:: Exercise instructions ::
Can you output the material exactly as written, minus any pictures it holds?
** start Dataset **
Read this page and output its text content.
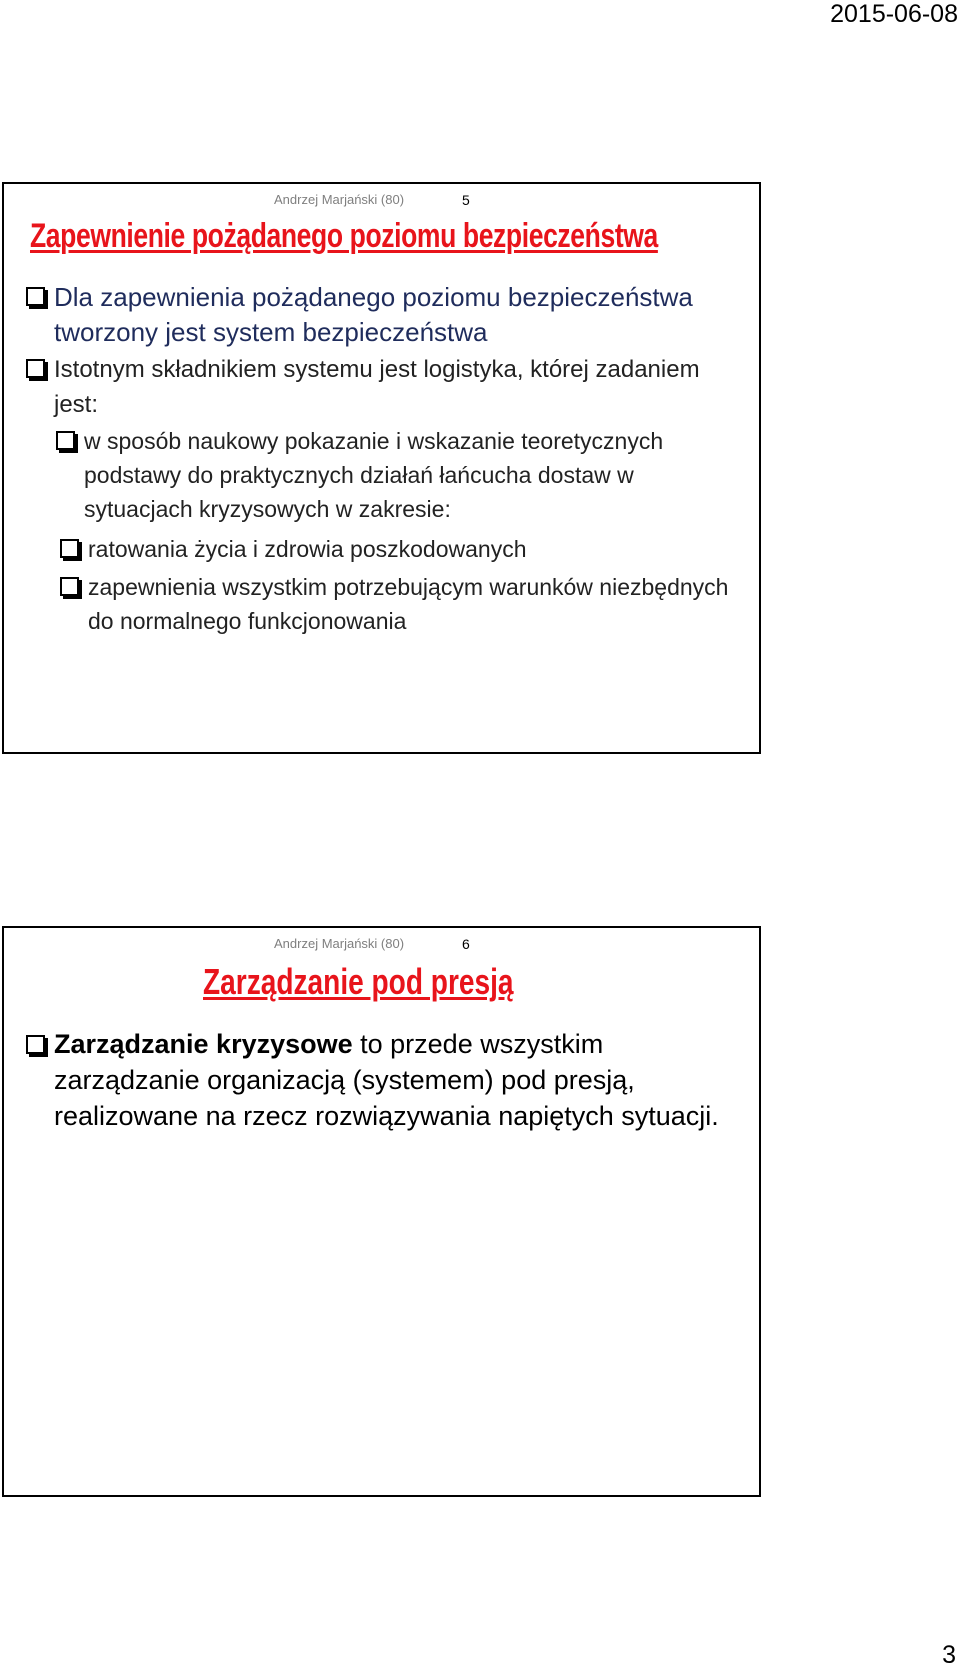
2015-06-08
Andrzej Marjański (80)	5
Zapewnienie pożądanego poziomu bezpieczeństwa
Dla zapewnienia pożądanego poziomu bezpieczeństwa tworzony jest system bezpieczeństwa
Istotnym składnikiem systemu jest logistyka, której zadaniem jest:
w sposób naukowy pokazanie i wskazanie teoretycznych podstawy do praktycznych działań łańcucha dostaw w sytuacjach kryzysowych w zakresie:
ratowania życia i zdrowia poszkodowanych
zapewnienia wszystkim potrzebującym warunków niezbędnych do normalnego funkcjonowania
Andrzej Marjański (80)	6
Zarządzanie pod presją
Zarządzanie kryzysowe to przede wszystkim zarządzanie organizacją (systemem) pod presją, realizowane na rzecz rozwiązywania napiętych sytuacji.
3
** end Dataset **
:: Complete answer ::
Read this page and output its text content.
2015-06-08
Andrzej Marjański (80)	5
Zapewnienie pożądanego poziomu bezpieczeństwa
Dla zapewnienia pożądanego poziomu bezpieczeństwa tworzony jest system bezpieczeństwa
Istotnym składnikiem systemu jest logistyka, której zadaniem jest:
w sposób naukowy pokazanie i wskazanie teoretycznych podstawy do praktycznych działań łańcucha dostaw w sytuacjach kryzysowych w zakresie:
ratowania życia i zdrowia poszkodowanych
zapewnienia wszystkim potrzebującym warunków niezbędnych do normalnego funkcjonowania
Andrzej Marjański (80)	6
Zarządzanie pod presją
Zarządzanie kryzysowe to przede wszystkim zarządzanie organizacją (systemem) pod presją, realizowane na rzecz rozwiązywania napiętych sytuacji.
3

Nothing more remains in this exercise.